## DATA TO USE
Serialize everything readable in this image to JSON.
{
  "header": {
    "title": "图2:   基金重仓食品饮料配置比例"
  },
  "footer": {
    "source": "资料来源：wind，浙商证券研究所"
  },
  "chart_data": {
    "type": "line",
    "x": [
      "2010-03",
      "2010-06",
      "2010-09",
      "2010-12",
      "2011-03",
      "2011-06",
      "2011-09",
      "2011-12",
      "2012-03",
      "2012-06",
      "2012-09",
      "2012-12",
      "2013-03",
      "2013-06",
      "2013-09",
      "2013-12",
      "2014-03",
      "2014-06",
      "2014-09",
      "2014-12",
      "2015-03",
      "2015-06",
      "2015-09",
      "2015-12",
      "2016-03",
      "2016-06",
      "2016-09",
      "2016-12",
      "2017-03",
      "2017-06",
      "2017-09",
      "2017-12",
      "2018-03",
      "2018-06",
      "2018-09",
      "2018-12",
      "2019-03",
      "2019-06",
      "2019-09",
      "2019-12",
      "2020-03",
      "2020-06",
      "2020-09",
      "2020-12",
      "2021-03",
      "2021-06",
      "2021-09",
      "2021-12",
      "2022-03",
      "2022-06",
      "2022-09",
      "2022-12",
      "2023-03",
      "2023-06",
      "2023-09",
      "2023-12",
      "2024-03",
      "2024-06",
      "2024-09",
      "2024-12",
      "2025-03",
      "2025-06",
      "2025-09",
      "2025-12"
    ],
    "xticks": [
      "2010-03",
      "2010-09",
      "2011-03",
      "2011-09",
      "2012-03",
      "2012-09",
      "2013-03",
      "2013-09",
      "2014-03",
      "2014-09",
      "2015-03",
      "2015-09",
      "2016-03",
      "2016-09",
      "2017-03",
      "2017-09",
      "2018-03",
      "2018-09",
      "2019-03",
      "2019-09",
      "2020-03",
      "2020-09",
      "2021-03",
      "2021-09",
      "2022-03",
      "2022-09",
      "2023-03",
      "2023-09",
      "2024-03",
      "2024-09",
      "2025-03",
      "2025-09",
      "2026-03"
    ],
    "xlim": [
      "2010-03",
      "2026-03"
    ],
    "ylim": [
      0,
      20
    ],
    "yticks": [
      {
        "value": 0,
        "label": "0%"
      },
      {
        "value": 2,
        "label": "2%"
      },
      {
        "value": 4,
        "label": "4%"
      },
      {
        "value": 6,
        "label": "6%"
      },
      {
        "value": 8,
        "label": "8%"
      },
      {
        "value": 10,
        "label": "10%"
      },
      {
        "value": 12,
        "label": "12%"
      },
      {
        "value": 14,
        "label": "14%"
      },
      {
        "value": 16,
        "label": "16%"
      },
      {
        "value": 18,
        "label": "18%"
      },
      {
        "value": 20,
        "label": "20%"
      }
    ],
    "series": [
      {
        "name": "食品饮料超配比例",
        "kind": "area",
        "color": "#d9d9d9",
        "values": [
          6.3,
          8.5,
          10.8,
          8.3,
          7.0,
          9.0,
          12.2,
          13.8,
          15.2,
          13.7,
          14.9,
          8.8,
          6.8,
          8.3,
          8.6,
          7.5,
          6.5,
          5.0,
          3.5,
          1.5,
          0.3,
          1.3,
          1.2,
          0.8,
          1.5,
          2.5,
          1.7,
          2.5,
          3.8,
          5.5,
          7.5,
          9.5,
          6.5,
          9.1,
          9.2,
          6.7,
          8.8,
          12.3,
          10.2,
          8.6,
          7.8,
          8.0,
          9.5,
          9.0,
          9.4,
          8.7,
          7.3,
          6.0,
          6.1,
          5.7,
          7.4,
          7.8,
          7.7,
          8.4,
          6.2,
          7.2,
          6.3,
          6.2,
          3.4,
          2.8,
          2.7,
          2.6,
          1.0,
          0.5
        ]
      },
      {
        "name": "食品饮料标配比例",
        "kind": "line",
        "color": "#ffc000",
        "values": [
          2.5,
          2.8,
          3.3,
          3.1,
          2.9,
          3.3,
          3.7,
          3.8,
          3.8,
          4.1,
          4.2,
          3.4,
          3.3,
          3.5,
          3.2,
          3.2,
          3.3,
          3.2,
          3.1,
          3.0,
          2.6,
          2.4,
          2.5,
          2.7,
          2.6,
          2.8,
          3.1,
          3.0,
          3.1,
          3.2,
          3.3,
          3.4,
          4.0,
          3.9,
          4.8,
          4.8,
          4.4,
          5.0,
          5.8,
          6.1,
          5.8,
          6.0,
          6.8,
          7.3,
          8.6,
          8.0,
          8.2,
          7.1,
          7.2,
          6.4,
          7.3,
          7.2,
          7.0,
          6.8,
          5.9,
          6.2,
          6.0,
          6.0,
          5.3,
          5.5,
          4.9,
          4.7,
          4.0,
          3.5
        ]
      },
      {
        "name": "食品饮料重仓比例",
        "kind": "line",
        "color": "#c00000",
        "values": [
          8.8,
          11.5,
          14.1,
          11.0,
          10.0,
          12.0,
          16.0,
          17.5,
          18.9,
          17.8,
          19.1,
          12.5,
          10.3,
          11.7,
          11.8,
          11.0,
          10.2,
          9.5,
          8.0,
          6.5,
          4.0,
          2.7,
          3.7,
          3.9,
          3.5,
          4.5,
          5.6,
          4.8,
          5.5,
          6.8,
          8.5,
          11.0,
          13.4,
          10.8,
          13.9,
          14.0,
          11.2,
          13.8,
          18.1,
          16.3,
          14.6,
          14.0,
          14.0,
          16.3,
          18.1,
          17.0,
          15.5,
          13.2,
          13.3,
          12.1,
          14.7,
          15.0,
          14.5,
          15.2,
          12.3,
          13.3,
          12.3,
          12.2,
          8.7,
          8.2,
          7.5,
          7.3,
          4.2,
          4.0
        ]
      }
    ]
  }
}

## REQUIREMENT
In full and verbatim, repeat the records given above.

## RESPONSE TO THIS EXERCISE
Serialize everything readable in this image to JSON.
{
  "header": {
    "title": "图2:   基金重仓食品饮料配置比例"
  },
  "footer": {
    "source": "资料来源：wind，浙商证券研究所"
  },
  "chart_data": {
    "type": "line",
    "x": [
      "2010-03",
      "2010-06",
      "2010-09",
      "2010-12",
      "2011-03",
      "2011-06",
      "2011-09",
      "2011-12",
      "2012-03",
      "2012-06",
      "2012-09",
      "2012-12",
      "2013-03",
      "2013-06",
      "2013-09",
      "2013-12",
      "2014-03",
      "2014-06",
      "2014-09",
      "2014-12",
      "2015-03",
      "2015-06",
      "2015-09",
      "2015-12",
      "2016-03",
      "2016-06",
      "2016-09",
      "2016-12",
      "2017-03",
      "2017-06",
      "2017-09",
      "2017-12",
      "2018-03",
      "2018-06",
      "2018-09",
      "2018-12",
      "2019-03",
      "2019-06",
      "2019-09",
      "2019-12",
      "2020-03",
      "2020-06",
      "2020-09",
      "2020-12",
      "2021-03",
      "2021-06",
      "2021-09",
      "2021-12",
      "2022-03",
      "2022-06",
      "2022-09",
      "2022-12",
      "2023-03",
      "2023-06",
      "2023-09",
      "2023-12",
      "2024-03",
      "2024-06",
      "2024-09",
      "2024-12",
      "2025-03",
      "2025-06",
      "2025-09",
      "2025-12"
    ],
    "xticks": [
      "2010-03",
      "2010-09",
      "2011-03",
      "2011-09",
      "2012-03",
      "2012-09",
      "2013-03",
      "2013-09",
      "2014-03",
      "2014-09",
      "2015-03",
      "2015-09",
      "2016-03",
      "2016-09",
      "2017-03",
      "2017-09",
      "2018-03",
      "2018-09",
      "2019-03",
      "2019-09",
      "2020-03",
      "2020-09",
      "2021-03",
      "2021-09",
      "2022-03",
      "2022-09",
      "2023-03",
      "2023-09",
      "2024-03",
      "2024-09",
      "2025-03",
      "2025-09",
      "2026-03"
    ],
    "xlim": [
      "2010-03",
      "2026-03"
    ],
    "ylim": [
      0,
      20
    ],
    "yticks": [
      {
        "value": 0,
        "label": "0%"
      },
      {
        "value": 2,
        "label": "2%"
      },
      {
        "value": 4,
        "label": "4%"
      },
      {
        "value": 6,
        "label": "6%"
      },
      {
        "value": 8,
        "label": "8%"
      },
      {
        "value": 10,
        "label": "10%"
      },
      {
        "value": 12,
        "label": "12%"
      },
      {
        "value": 14,
        "label": "14%"
      },
      {
        "value": 16,
        "label": "16%"
      },
      {
        "value": 18,
        "label": "18%"
      },
      {
        "value": 20,
        "label": "20%"
      }
    ],
    "series": [
      {
        "name": "食品饮料超配比例",
        "kind": "area",
        "color": "#d9d9d9",
        "values": [
          6.3,
          8.5,
          10.8,
          8.3,
          7.0,
          9.0,
          12.2,
          13.8,
          15.2,
          13.7,
          14.9,
          8.8,
          6.8,
          8.3,
          8.6,
          7.5,
          6.5,
          5.0,
          3.5,
          1.5,
          0.3,
          1.3,
          1.2,
          0.8,
          1.5,
          2.5,
          1.7,
          2.5,
          3.8,
          5.5,
          7.5,
          9.5,
          6.5,
          9.1,
          9.2,
          6.7,
          8.8,
          12.3,
          10.2,
          8.6,
          7.8,
          8.0,
          9.5,
          9.0,
          9.4,
          8.7,
          7.3,
          6.0,
          6.1,
          5.7,
          7.4,
          7.8,
          7.7,
          8.4,
          6.2,
          7.2,
          6.3,
          6.2,
          3.4,
          2.8,
          2.7,
          2.6,
          1.0,
          0.5
        ]
      },
      {
        "name": "食品饮料标配比例",
        "kind": "line",
        "color": "#ffc000",
        "values": [
          2.5,
          2.8,
          3.3,
          3.1,
          2.9,
          3.3,
          3.7,
          3.8,
          3.8,
          4.1,
          4.2,
          3.4,
          3.3,
          3.5,
          3.2,
          3.2,
          3.3,
          3.2,
          3.1,
          3.0,
          2.6,
          2.4,
          2.5,
          2.7,
          2.6,
          2.8,
          3.1,
          3.0,
          3.1,
          3.2,
          3.3,
          3.4,
          4.0,
          3.9,
          4.8,
          4.8,
          4.4,
          5.0,
          5.8,
          6.1,
          5.8,
          6.0,
          6.8,
          7.3,
          8.6,
          8.0,
          8.2,
          7.1,
          7.2,
          6.4,
          7.3,
          7.2,
          7.0,
          6.8,
          5.9,
          6.2,
          6.0,
          6.0,
          5.3,
          5.5,
          4.9,
          4.7,
          4.0,
          3.5
        ]
      },
      {
        "name": "食品饮料重仓比例",
        "kind": "line",
        "color": "#c00000",
        "values": [
          8.8,
          11.5,
          14.1,
          11.0,
          10.0,
          12.0,
          16.0,
          17.5,
          18.9,
          17.8,
          19.1,
          12.5,
          10.3,
          11.7,
          11.8,
          11.0,
          10.2,
          9.5,
          8.0,
          6.5,
          4.0,
          2.7,
          3.7,
          3.9,
          3.5,
          4.5,
          5.6,
          4.8,
          5.5,
          6.8,
          8.5,
          11.0,
          13.4,
          10.8,
          13.9,
          14.0,
          11.2,
          13.8,
          18.1,
          16.3,
          14.6,
          14.0,
          14.0,
          16.3,
          18.1,
          17.0,
          15.5,
          13.2,
          13.3,
          12.1,
          14.7,
          15.0,
          14.5,
          15.2,
          12.3,
          13.3,
          12.3,
          12.2,
          8.7,
          8.2,
          7.5,
          7.3,
          4.2,
          4.0
        ]
      }
    ]
  }
}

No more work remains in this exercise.